### WHAT NEEDS TO BE DONE
Copy every line in which the string "secretions" occurs.
** START **
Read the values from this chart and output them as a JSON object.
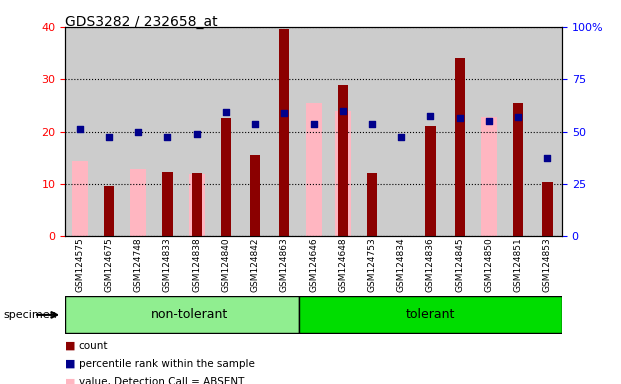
{
  "title": "GDS3282 / 232658_at",
  "samples": [
    "GSM124575",
    "GSM124675",
    "GSM124748",
    "GSM124833",
    "GSM124838",
    "GSM124840",
    "GSM124842",
    "GSM124863",
    "GSM124646",
    "GSM124648",
    "GSM124753",
    "GSM124834",
    "GSM124836",
    "GSM124845",
    "GSM124850",
    "GSM124851",
    "GSM124853"
  ],
  "non_tolerant_count": 8,
  "count": [
    null,
    9.5,
    null,
    12.3,
    12.0,
    22.5,
    15.5,
    39.5,
    null,
    28.8,
    12.0,
    null,
    21.0,
    34.0,
    null,
    25.5,
    10.3
  ],
  "percentile_rank": [
    20.5,
    19.0,
    20.0,
    19.0,
    19.5,
    23.8,
    21.5,
    23.5,
    21.5,
    24.0,
    21.5,
    19.0,
    23.0,
    22.5,
    22.0,
    22.8,
    15.0
  ],
  "value_absent": [
    14.3,
    null,
    12.8,
    null,
    11.8,
    null,
    null,
    null,
    25.5,
    24.0,
    null,
    null,
    null,
    null,
    22.8,
    null,
    null
  ],
  "rank_absent": [
    20.5,
    null,
    null,
    null,
    null,
    null,
    null,
    null,
    null,
    null,
    null,
    null,
    null,
    null,
    null,
    null,
    null
  ],
  "count_color": "#8B0000",
  "percentile_rank_color": "#00008B",
  "value_absent_color": "#FFB6C1",
  "rank_absent_color": "#B0C4DE",
  "ylim_left": [
    0,
    40
  ],
  "ylim_right": [
    0,
    100
  ],
  "yticks_left": [
    0,
    10,
    20,
    30,
    40
  ],
  "yticks_right": [
    0,
    25,
    50,
    75,
    100
  ],
  "ytick_right_labels": [
    "0",
    "25",
    "50",
    "75",
    "100%"
  ],
  "non_tolerant_color": "#90EE90",
  "tolerant_color": "#00DD00",
  "col_bg_color": "#CCCCCC",
  "plot_bg_color": "#FFFFFF"
}
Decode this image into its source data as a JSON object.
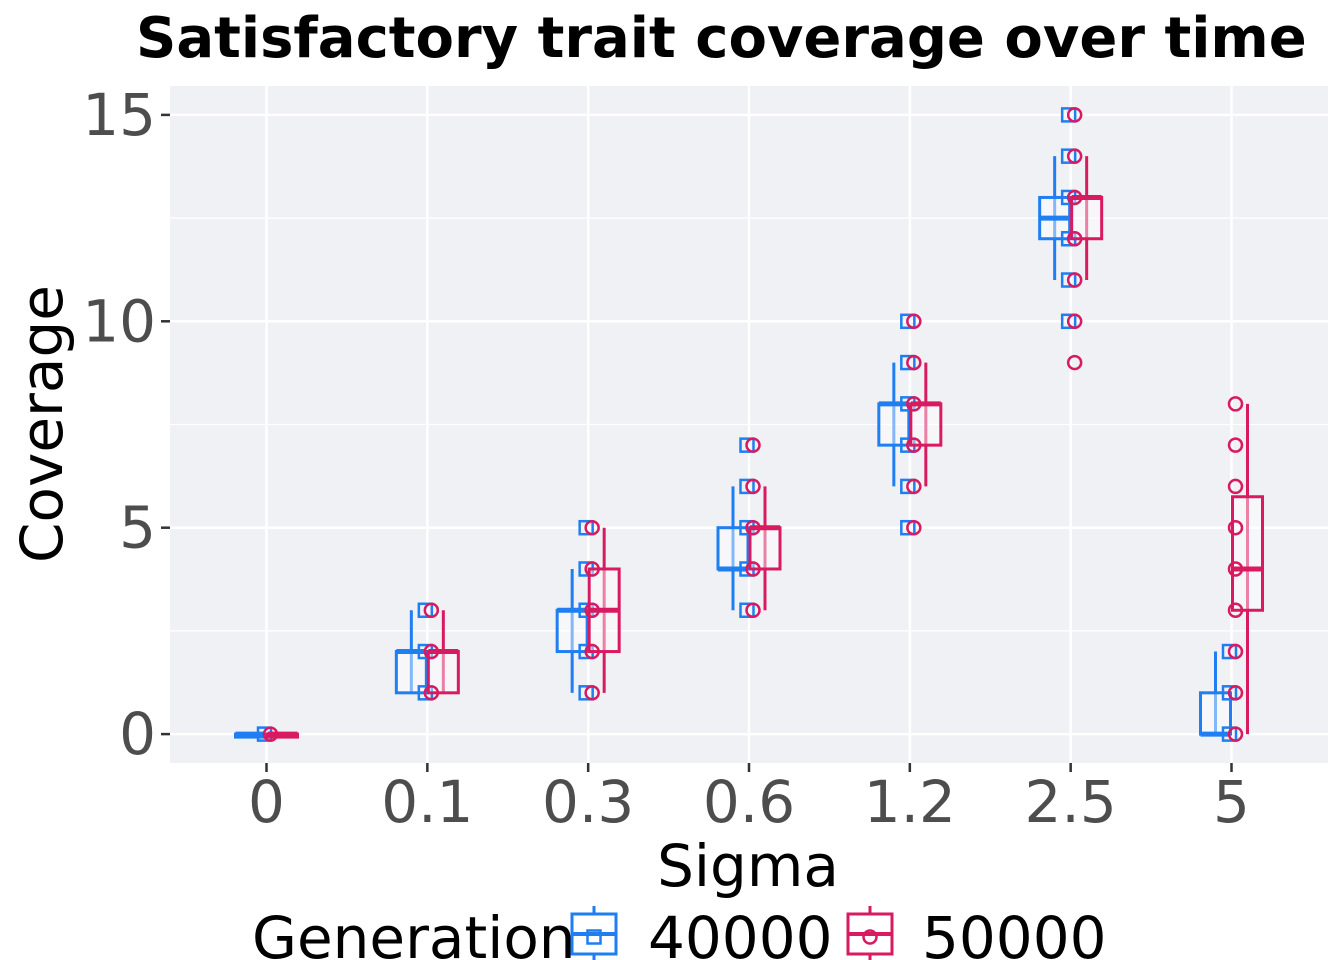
{
  "chart_data": {
    "type": "boxplot",
    "title": "Satisfactory trait coverage over time",
    "xlabel": "Sigma",
    "ylabel": "Coverage",
    "categories": [
      "0",
      "0.1",
      "0.3",
      "0.6",
      "1.2",
      "2.5",
      "5"
    ],
    "yticks": [
      0,
      5,
      10,
      15
    ],
    "ylim": [
      -0.7,
      15.7
    ],
    "legend": {
      "title": "Generation",
      "position": "bottom"
    },
    "series": [
      {
        "name": "40000",
        "color": "#1e7ef2",
        "marker": "square",
        "boxes": [
          {
            "min": 0,
            "q1": 0,
            "median": 0,
            "q3": 0,
            "max": 0,
            "points": [
              0
            ]
          },
          {
            "min": 1,
            "q1": 1,
            "median": 2,
            "q3": 2,
            "max": 3,
            "points": [
              1,
              2,
              3
            ]
          },
          {
            "min": 1,
            "q1": 2,
            "median": 3,
            "q3": 3,
            "max": 4,
            "points": [
              1,
              2,
              3,
              4,
              5
            ]
          },
          {
            "min": 3,
            "q1": 4,
            "median": 4,
            "q3": 5,
            "max": 6,
            "points": [
              3,
              4,
              5,
              6,
              7
            ]
          },
          {
            "min": 6,
            "q1": 7,
            "median": 8,
            "q3": 8,
            "max": 9,
            "points": [
              5,
              6,
              7,
              8,
              9,
              10
            ]
          },
          {
            "min": 11,
            "q1": 12,
            "median": 12.5,
            "q3": 13,
            "max": 14,
            "points": [
              10,
              11,
              12,
              13,
              14,
              15
            ]
          },
          {
            "min": 0,
            "q1": 0,
            "median": 0,
            "q3": 1,
            "max": 2,
            "points": [
              0,
              1,
              2
            ]
          }
        ]
      },
      {
        "name": "50000",
        "color": "#d81b60",
        "marker": "circle",
        "boxes": [
          {
            "min": 0,
            "q1": 0,
            "median": 0,
            "q3": 0,
            "max": 0,
            "points": [
              0
            ]
          },
          {
            "min": 1,
            "q1": 1,
            "median": 2,
            "q3": 2,
            "max": 3,
            "points": [
              1,
              2,
              3
            ]
          },
          {
            "min": 1,
            "q1": 2,
            "median": 3,
            "q3": 4,
            "max": 5,
            "points": [
              1,
              2,
              3,
              4,
              5
            ]
          },
          {
            "min": 3,
            "q1": 4,
            "median": 5,
            "q3": 5,
            "max": 6,
            "points": [
              3,
              4,
              5,
              6,
              7
            ]
          },
          {
            "min": 6,
            "q1": 7,
            "median": 8,
            "q3": 8,
            "max": 9,
            "points": [
              5,
              6,
              7,
              8,
              9,
              10
            ]
          },
          {
            "min": 11,
            "q1": 12,
            "median": 13,
            "q3": 13,
            "max": 14,
            "points": [
              9,
              10,
              11,
              12,
              13,
              14,
              15
            ]
          },
          {
            "min": 0,
            "q1": 3,
            "median": 4,
            "q3": 5.75,
            "max": 8,
            "points": [
              0,
              1,
              2,
              3,
              4,
              5,
              6,
              7,
              8
            ]
          }
        ]
      }
    ]
  }
}
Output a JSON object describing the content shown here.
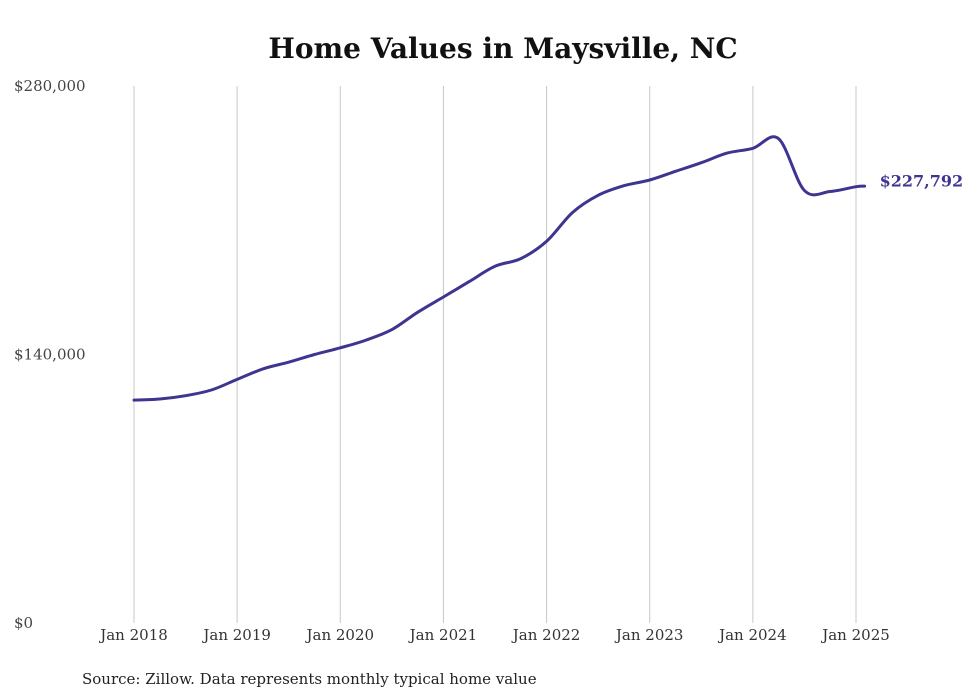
{
  "chart_data": {
    "type": "line",
    "title": "Home Values in Maysville, NC",
    "source_note": "Source: Zillow. Data represents monthly typical home value",
    "ylim": [
      0,
      280000
    ],
    "y_ticks": [
      {
        "value": 0,
        "label": "$0"
      },
      {
        "value": 140000,
        "label": "$140,000"
      },
      {
        "value": 280000,
        "label": "$280,000"
      }
    ],
    "x_ticks": [
      {
        "value": "2018-01",
        "label": "Jan 2018"
      },
      {
        "value": "2019-01",
        "label": "Jan 2019"
      },
      {
        "value": "2020-01",
        "label": "Jan 2020"
      },
      {
        "value": "2021-01",
        "label": "Jan 2021"
      },
      {
        "value": "2022-01",
        "label": "Jan 2022"
      },
      {
        "value": "2023-01",
        "label": "Jan 2023"
      },
      {
        "value": "2024-01",
        "label": "Jan 2024"
      },
      {
        "value": "2025-01",
        "label": "Jan 2025"
      }
    ],
    "grid": "vertical",
    "line_color": "#3d3590",
    "end_label": "$227,792",
    "series": [
      {
        "x": [
          "2018-01",
          "2018-04",
          "2018-07",
          "2018-10",
          "2019-01",
          "2019-04",
          "2019-07",
          "2019-10",
          "2020-01",
          "2020-04",
          "2020-07",
          "2020-10",
          "2021-01",
          "2021-04",
          "2021-07",
          "2021-10",
          "2022-01",
          "2022-04",
          "2022-07",
          "2022-10",
          "2023-01",
          "2023-04",
          "2023-07",
          "2023-10",
          "2024-01",
          "2024-04",
          "2024-07",
          "2024-10",
          "2025-01",
          "2025-02"
        ],
        "values": [
          116200,
          116800,
          118500,
          121500,
          127000,
          132500,
          136000,
          140000,
          143500,
          147500,
          153000,
          162000,
          170000,
          178000,
          186000,
          190000,
          199000,
          214000,
          223000,
          228000,
          231000,
          235500,
          240000,
          245000,
          247500,
          252500,
          225500,
          225000,
          227500,
          227792
        ]
      }
    ]
  }
}
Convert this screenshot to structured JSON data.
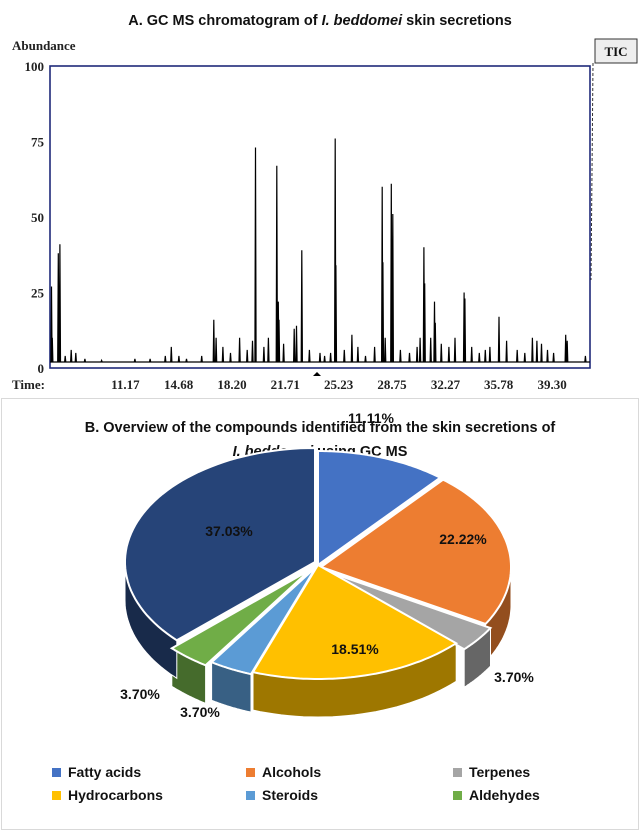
{
  "chart_data": [
    {
      "type": "line",
      "panel_title_parts": [
        "A. GC MS chromatogram of ",
        "I. beddomei",
        " skin secretions"
      ],
      "ylabel": "Abundance",
      "xlabel": "Time:",
      "ylim": [
        0,
        100
      ],
      "xlim": [
        6.2,
        41.8
      ],
      "y_ticks": [
        "100",
        "75",
        "50",
        "25",
        "0"
      ],
      "y_tick_values": [
        100,
        75,
        50,
        25,
        0
      ],
      "x_ticks": [
        "11.17",
        "14.68",
        "18.20",
        "21.71",
        "25.23",
        "28.75",
        "32.27",
        "35.78",
        "39.30"
      ],
      "x_tick_values": [
        11.17,
        14.68,
        18.2,
        21.71,
        25.23,
        28.75,
        32.27,
        35.78,
        39.3
      ],
      "legend_badge": "TIC",
      "baseline": 2,
      "series": [
        {
          "peaks": [
            [
              6.3,
              27
            ],
            [
              6.35,
              10
            ],
            [
              6.75,
              38
            ],
            [
              6.85,
              41
            ],
            [
              7.2,
              4
            ],
            [
              7.6,
              6
            ],
            [
              7.9,
              5
            ],
            [
              8.5,
              3
            ],
            [
              9.6,
              2.5
            ],
            [
              10.6,
              2
            ],
            [
              11.8,
              3
            ],
            [
              12.8,
              3
            ],
            [
              13.8,
              4
            ],
            [
              14.2,
              7
            ],
            [
              14.7,
              4
            ],
            [
              15.2,
              3
            ],
            [
              16.2,
              4
            ],
            [
              17.0,
              16
            ],
            [
              17.15,
              10
            ],
            [
              17.6,
              7
            ],
            [
              18.1,
              5
            ],
            [
              18.7,
              10
            ],
            [
              19.2,
              6
            ],
            [
              19.55,
              9
            ],
            [
              19.75,
              73
            ],
            [
              20.3,
              7
            ],
            [
              20.6,
              10
            ],
            [
              21.15,
              67
            ],
            [
              21.25,
              22
            ],
            [
              21.3,
              16
            ],
            [
              21.6,
              8
            ],
            [
              22.3,
              13
            ],
            [
              22.45,
              14
            ],
            [
              22.8,
              39
            ],
            [
              23.3,
              6
            ],
            [
              24.0,
              5
            ],
            [
              24.3,
              4
            ],
            [
              24.7,
              5
            ],
            [
              25.0,
              76
            ],
            [
              25.05,
              34
            ],
            [
              25.6,
              6
            ],
            [
              26.1,
              11
            ],
            [
              26.5,
              7
            ],
            [
              27.0,
              4
            ],
            [
              27.6,
              7
            ],
            [
              28.1,
              60
            ],
            [
              28.15,
              35
            ],
            [
              28.3,
              10
            ],
            [
              28.7,
              61
            ],
            [
              28.8,
              51
            ],
            [
              29.3,
              6
            ],
            [
              29.9,
              5
            ],
            [
              30.4,
              7
            ],
            [
              30.6,
              10
            ],
            [
              30.85,
              40
            ],
            [
              30.9,
              28
            ],
            [
              31.3,
              10
            ],
            [
              31.55,
              22
            ],
            [
              31.6,
              15
            ],
            [
              32.0,
              8
            ],
            [
              32.5,
              7
            ],
            [
              32.9,
              10
            ],
            [
              33.5,
              25
            ],
            [
              33.55,
              23
            ],
            [
              34.0,
              7
            ],
            [
              34.5,
              5
            ],
            [
              34.9,
              6
            ],
            [
              35.2,
              7
            ],
            [
              35.8,
              17
            ],
            [
              36.3,
              9
            ],
            [
              37.0,
              6
            ],
            [
              37.5,
              5
            ],
            [
              38.0,
              10
            ],
            [
              38.3,
              9
            ],
            [
              38.6,
              8
            ],
            [
              39.0,
              6
            ],
            [
              39.4,
              5
            ],
            [
              40.2,
              11
            ],
            [
              40.3,
              9
            ],
            [
              41.5,
              4
            ]
          ]
        }
      ]
    },
    {
      "type": "pie",
      "title_line1": "B. Overview of the compounds  identified from the skin secretions of",
      "title_line2_parts": [
        "I. beddomei",
        " using GC MS"
      ],
      "slices": [
        {
          "name": "Fatty acids",
          "value": 11.11,
          "label": "11.11%",
          "color": "#4472C4"
        },
        {
          "name": "Alcohols",
          "value": 22.22,
          "label": "22.22%",
          "color": "#ED7D31"
        },
        {
          "name": "Terpenes",
          "value": 3.7,
          "label": "3.70%",
          "color": "#A5A5A5"
        },
        {
          "name": "Hydrocarbons",
          "value": 18.51,
          "label": "18.51%",
          "color": "#FFC000"
        },
        {
          "name": "Steroids",
          "value": 3.7,
          "label": "3.70%",
          "color": "#5B9BD5"
        },
        {
          "name": "Aldehydes",
          "value": 3.7,
          "label": "3.70%",
          "color": "#70AD47"
        },
        {
          "name": "",
          "value": 37.03,
          "label": "37.03%",
          "color": "#264478"
        }
      ],
      "legend": [
        {
          "name": "Fatty acids",
          "color": "#4472C4"
        },
        {
          "name": "Alcohols",
          "color": "#ED7D31"
        },
        {
          "name": "Terpenes",
          "color": "#A5A5A5"
        },
        {
          "name": "Hydrocarbons",
          "color": "#FFC000"
        },
        {
          "name": "Steroids",
          "color": "#5B9BD5"
        },
        {
          "name": "Aldehydes",
          "color": "#70AD47"
        }
      ]
    }
  ]
}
** END **
### CORRECT RESPONSE
        " skin secretions"
      "title_line1": "B. Overview of the compounds  identified from the skin secretions of",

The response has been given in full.